— start —

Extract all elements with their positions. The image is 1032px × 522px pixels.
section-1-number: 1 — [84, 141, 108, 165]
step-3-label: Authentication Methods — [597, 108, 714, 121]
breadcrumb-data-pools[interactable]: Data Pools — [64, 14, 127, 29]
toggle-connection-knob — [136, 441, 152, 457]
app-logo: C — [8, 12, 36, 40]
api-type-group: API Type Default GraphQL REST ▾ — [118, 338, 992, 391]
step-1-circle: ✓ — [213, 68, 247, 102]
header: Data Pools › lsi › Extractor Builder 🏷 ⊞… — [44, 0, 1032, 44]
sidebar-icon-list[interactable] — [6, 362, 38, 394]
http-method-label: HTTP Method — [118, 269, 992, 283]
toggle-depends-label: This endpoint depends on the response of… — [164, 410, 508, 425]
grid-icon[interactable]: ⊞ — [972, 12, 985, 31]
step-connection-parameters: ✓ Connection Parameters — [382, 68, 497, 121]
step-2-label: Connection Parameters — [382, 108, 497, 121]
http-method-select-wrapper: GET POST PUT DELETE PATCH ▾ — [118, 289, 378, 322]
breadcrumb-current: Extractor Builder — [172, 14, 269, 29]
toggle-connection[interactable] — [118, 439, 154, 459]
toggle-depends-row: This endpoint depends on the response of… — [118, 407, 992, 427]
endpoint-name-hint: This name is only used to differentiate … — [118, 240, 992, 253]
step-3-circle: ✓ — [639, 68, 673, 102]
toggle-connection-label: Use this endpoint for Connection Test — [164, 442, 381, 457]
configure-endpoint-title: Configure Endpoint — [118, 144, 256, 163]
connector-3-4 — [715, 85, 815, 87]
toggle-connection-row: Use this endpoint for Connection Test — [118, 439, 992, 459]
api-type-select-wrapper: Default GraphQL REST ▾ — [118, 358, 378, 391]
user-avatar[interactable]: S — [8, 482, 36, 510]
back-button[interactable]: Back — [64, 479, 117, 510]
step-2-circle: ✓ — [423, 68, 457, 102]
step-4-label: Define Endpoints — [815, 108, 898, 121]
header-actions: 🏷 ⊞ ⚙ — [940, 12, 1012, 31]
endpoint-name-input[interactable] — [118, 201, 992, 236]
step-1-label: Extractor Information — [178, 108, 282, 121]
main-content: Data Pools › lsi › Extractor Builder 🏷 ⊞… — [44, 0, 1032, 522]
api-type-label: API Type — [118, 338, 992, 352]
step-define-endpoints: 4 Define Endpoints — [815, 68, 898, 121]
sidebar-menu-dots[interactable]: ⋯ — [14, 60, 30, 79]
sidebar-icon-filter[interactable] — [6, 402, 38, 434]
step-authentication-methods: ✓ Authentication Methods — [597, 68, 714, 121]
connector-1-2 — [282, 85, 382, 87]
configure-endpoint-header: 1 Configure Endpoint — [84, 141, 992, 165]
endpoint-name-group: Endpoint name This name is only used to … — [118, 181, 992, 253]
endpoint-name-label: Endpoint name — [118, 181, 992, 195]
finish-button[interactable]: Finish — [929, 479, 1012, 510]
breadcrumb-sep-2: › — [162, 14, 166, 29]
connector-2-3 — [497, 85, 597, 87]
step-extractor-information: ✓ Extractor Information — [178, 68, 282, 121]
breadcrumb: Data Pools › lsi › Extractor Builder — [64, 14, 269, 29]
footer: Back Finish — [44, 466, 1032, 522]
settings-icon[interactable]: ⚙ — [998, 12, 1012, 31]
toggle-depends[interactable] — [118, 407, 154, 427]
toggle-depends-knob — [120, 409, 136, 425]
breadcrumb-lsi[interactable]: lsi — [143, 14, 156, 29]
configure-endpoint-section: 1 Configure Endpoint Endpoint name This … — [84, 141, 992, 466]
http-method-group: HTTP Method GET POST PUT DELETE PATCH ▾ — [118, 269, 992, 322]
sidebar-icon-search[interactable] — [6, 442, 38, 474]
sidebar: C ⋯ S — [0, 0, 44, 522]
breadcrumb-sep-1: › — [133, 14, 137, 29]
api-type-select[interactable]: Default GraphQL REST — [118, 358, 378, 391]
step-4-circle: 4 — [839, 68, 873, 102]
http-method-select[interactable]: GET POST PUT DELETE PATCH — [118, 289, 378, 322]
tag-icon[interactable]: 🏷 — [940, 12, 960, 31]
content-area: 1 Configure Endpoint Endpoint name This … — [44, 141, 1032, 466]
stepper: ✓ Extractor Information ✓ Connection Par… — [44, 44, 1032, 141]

— end —

Show every row above that contains the word "REST", copying each one in full.

TASK SOLUTION:
api-type-group: API Type Default GraphQL REST ▾ — [118, 338, 992, 391]
api-type-select-wrapper: Default GraphQL REST ▾ — [118, 358, 378, 391]
api-type-select[interactable]: Default GraphQL REST — [118, 358, 378, 391]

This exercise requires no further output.